The request: Determine the number of lines containing the word "JSON". Reply with it and nothing else.

--- BEGIN Records provided ---

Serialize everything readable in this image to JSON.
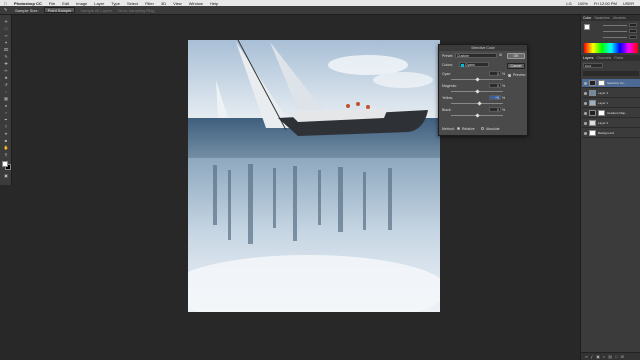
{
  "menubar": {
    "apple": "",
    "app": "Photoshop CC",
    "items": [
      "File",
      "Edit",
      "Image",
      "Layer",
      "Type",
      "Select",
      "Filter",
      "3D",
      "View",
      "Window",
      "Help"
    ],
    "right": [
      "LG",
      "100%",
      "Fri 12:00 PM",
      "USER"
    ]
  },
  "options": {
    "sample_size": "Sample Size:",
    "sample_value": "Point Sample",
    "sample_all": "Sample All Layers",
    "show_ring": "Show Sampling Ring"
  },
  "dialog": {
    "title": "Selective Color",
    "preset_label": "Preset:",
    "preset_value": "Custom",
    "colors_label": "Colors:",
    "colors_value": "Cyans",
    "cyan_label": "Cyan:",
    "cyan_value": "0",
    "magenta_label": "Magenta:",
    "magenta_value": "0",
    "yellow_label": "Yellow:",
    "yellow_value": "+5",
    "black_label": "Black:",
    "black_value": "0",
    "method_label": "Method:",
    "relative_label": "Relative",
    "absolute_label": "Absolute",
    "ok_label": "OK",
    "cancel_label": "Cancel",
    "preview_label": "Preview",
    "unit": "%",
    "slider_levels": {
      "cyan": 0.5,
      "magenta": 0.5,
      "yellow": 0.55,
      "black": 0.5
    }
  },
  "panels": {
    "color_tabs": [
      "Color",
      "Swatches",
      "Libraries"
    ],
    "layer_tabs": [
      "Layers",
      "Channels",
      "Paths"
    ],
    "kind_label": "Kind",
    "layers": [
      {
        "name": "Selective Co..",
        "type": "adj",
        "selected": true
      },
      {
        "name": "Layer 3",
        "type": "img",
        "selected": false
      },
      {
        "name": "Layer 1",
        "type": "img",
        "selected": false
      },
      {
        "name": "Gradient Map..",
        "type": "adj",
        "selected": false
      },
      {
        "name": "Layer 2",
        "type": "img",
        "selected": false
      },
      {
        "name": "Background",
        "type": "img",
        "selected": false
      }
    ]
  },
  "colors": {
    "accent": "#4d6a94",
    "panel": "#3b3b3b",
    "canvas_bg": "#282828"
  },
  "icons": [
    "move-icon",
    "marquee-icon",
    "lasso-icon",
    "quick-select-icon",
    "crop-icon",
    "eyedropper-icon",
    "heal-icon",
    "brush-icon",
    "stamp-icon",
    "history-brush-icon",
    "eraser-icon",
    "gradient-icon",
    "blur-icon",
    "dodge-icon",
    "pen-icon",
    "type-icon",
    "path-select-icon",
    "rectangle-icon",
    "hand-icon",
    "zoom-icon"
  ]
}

--- END Records provided ---
--- BEGIN Records provided ---

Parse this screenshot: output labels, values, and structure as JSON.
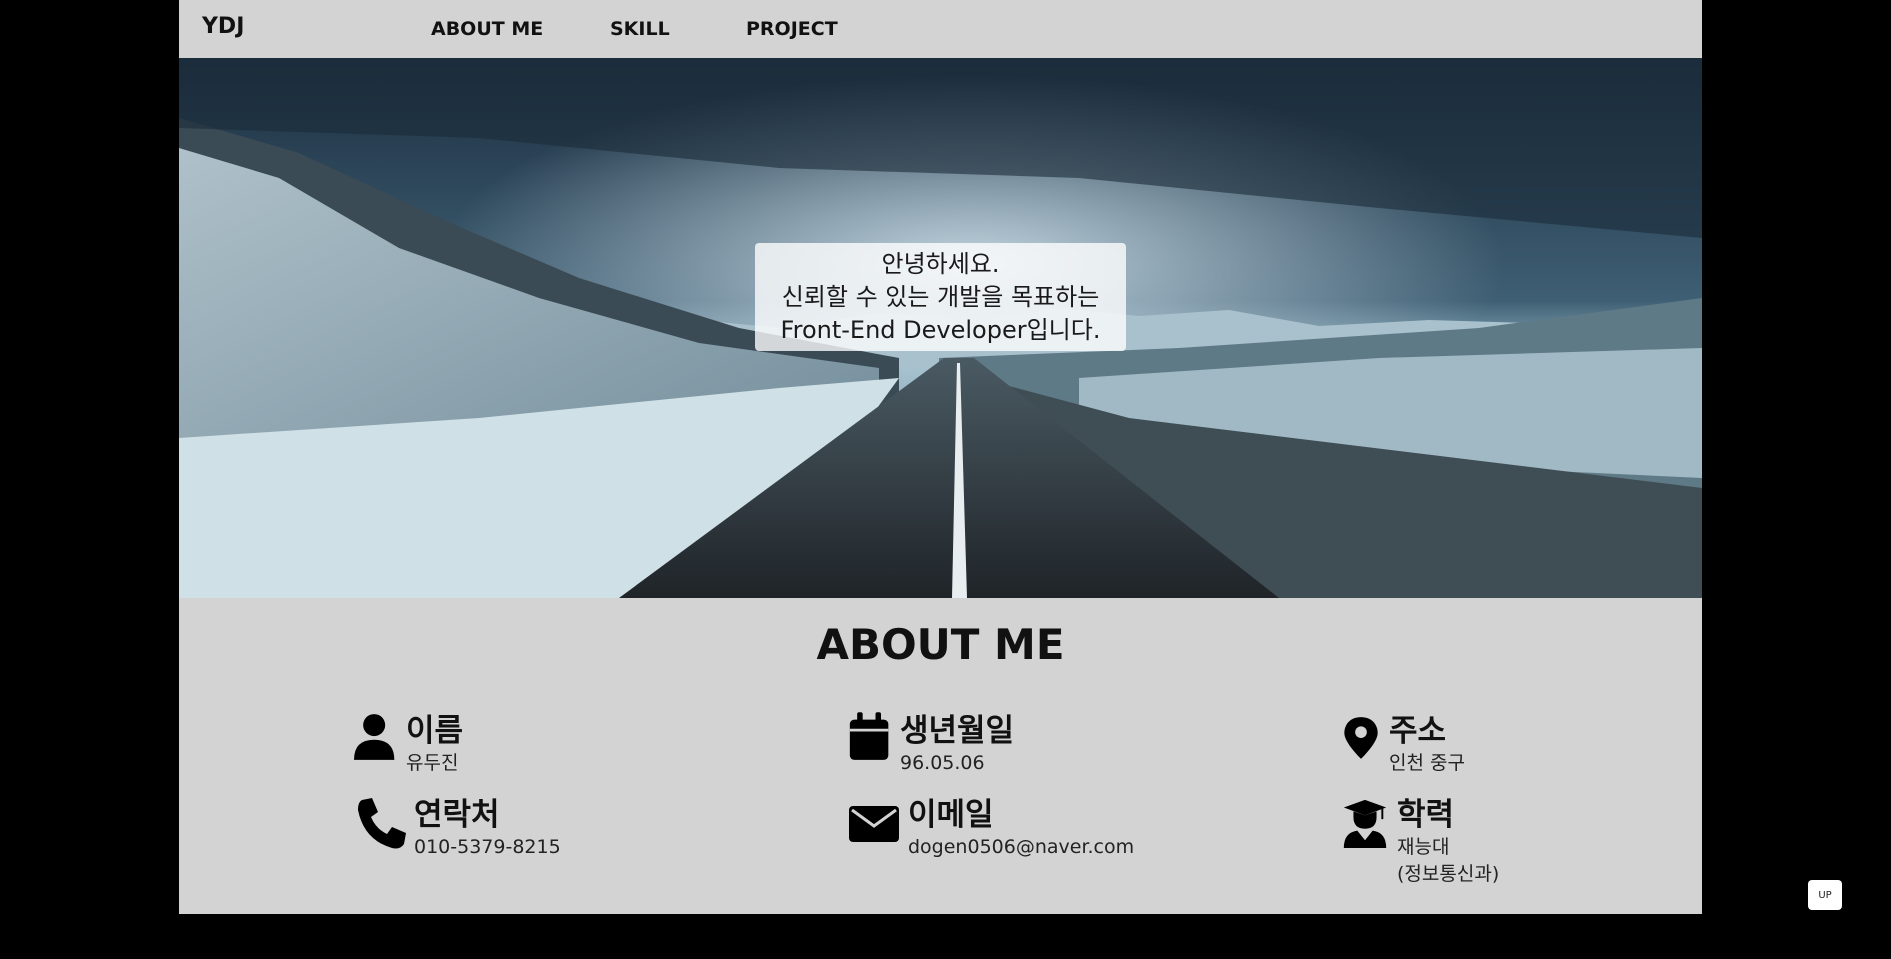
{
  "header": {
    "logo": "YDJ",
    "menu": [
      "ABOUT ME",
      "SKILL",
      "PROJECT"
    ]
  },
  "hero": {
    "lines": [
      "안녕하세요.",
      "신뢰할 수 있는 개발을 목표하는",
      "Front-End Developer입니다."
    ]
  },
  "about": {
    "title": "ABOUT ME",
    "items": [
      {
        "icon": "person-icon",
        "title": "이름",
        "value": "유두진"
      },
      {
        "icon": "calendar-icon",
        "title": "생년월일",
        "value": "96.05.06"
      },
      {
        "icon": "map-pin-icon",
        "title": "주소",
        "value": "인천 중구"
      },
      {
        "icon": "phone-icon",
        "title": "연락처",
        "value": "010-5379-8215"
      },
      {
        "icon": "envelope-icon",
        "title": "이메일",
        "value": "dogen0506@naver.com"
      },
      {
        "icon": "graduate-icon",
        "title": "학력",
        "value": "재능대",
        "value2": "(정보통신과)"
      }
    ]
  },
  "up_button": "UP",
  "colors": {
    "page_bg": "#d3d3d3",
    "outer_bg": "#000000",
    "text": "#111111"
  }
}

--- END Records provided ---

Right answer: 2